━━━━━ Material for this exercise

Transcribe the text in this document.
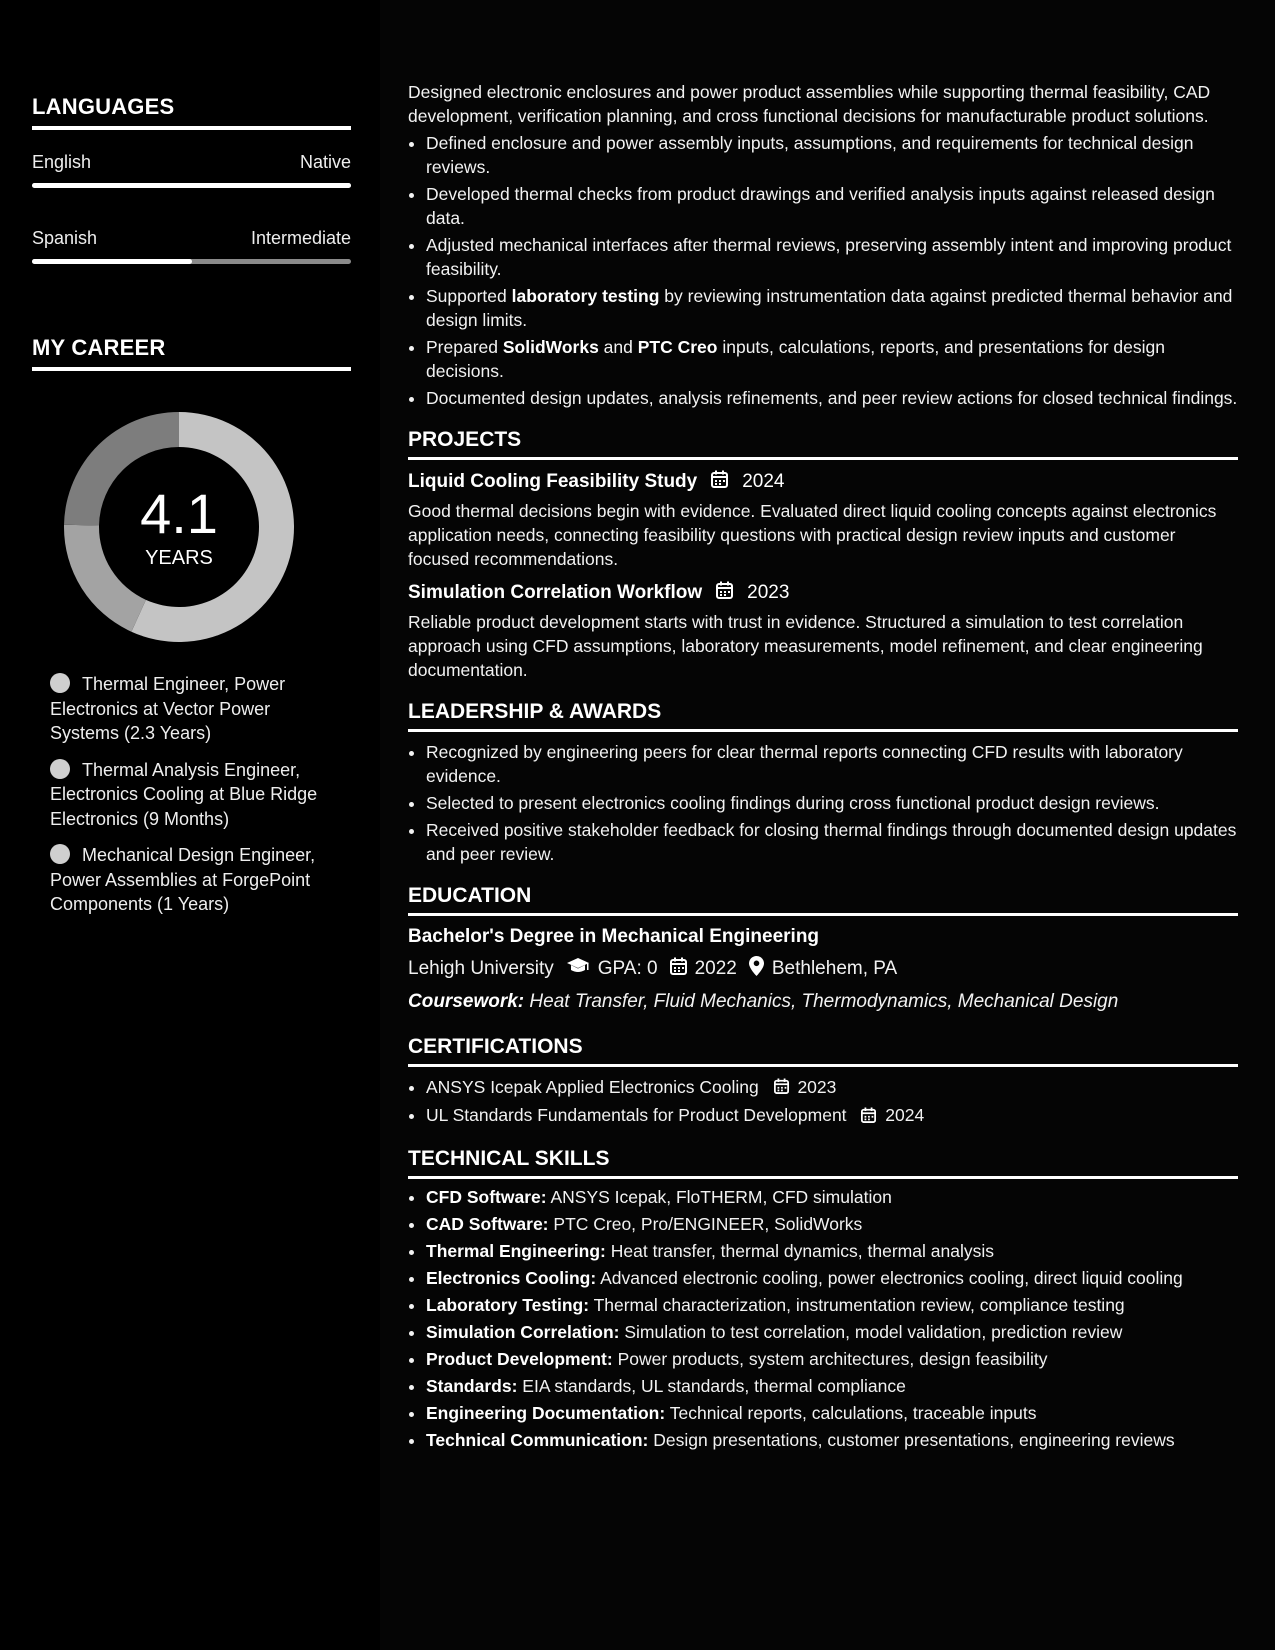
LANGUAGES
English	Native
Spanish	Intermediate
MY CAREER
4.1
YEARS
Thermal Engineer, Power Electronics at Vector Power Systems (2.3 Years)
Thermal Analysis Engineer, Electronics Cooling at Blue Ridge Electronics (9 Months)
Mechanical Design Engineer, Power Assemblies at ForgePoint Components (1 Years)

Designed electronic enclosures and power product assemblies while supporting thermal feasibility, CAD development, verification planning, and cross functional decisions for manufacturable product solutions.

• Defined enclosure and power assembly inputs, assumptions, and requirements for technical design reviews.
• Developed thermal checks from product drawings and verified analysis inputs against released design data.
• Adjusted mechanical interfaces after thermal reviews, preserving assembly intent and improving product feasibility.
• Supported laboratory testing by reviewing instrumentation data against predicted thermal behavior and design limits.
• Prepared SolidWorks and PTC Creo inputs, calculations, reports, and presentations for design decisions.
• Documented design updates, analysis refinements, and peer review actions for closed technical findings.
PROJECTS
Liquid Cooling Feasibility Study 2024

Good thermal decisions begin with evidence. Evaluated direct liquid cooling concepts against electronics application needs, connecting feasibility questions with practical design review inputs and customer focused recommendations.

Simulation Correlation Workflow 2023

Reliable product development starts with trust in evidence. Structured a simulation to test correlation approach using CFD assumptions, laboratory measurements, model refinement, and clear engineering documentation.

LEADERSHIP & AWARDS
• Recognized by engineering peers for clear thermal reports connecting CFD results with laboratory evidence.
• Selected to present electronics cooling findings during cross functional product design reviews.
• Received positive stakeholder feedback for closing thermal findings through documented design updates and peer review.
EDUCATION
Bachelor's Degree in Mechanical Engineering
Lehigh University GPA: 0 2022 Bethlehem, PA
Coursework: Heat Transfer, Fluid Mechanics, Thermodynamics, Mechanical Design
CERTIFICATIONS
• ANSYS Icepak Applied Electronics Cooling 2023
• UL Standards Fundamentals for Product Development 2024
TECHNICAL SKILLS
• CFD Software: ANSYS Icepak, FloTHERM, CFD simulation
• CAD Software: PTC Creo, Pro/ENGINEER, SolidWorks
• Thermal Engineering: Heat transfer, thermal dynamics, thermal analysis
• Electronics Cooling: Advanced electronic cooling, power electronics cooling, direct liquid cooling
• Laboratory Testing: Thermal characterization, instrumentation review, compliance testing
• Simulation Correlation: Simulation to test correlation, model validation, prediction review
• Product Development: Power products, system architectures, design feasibility
• Standards: EIA standards, UL standards, thermal compliance
• Engineering Documentation: Technical reports, calculations, traceable inputs
• Technical Communication: Design presentations, customer presentations, engineering reviews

━━━━━━━━━━

**Goal**
Select, from the listing, all lines that include the word "calculations".

**Complete output**
• Prepared SolidWorks and PTC Creo inputs, calculations, reports, and presentations for design decisions.
• Engineering Documentation: Technical reports, calculations, traceable inputs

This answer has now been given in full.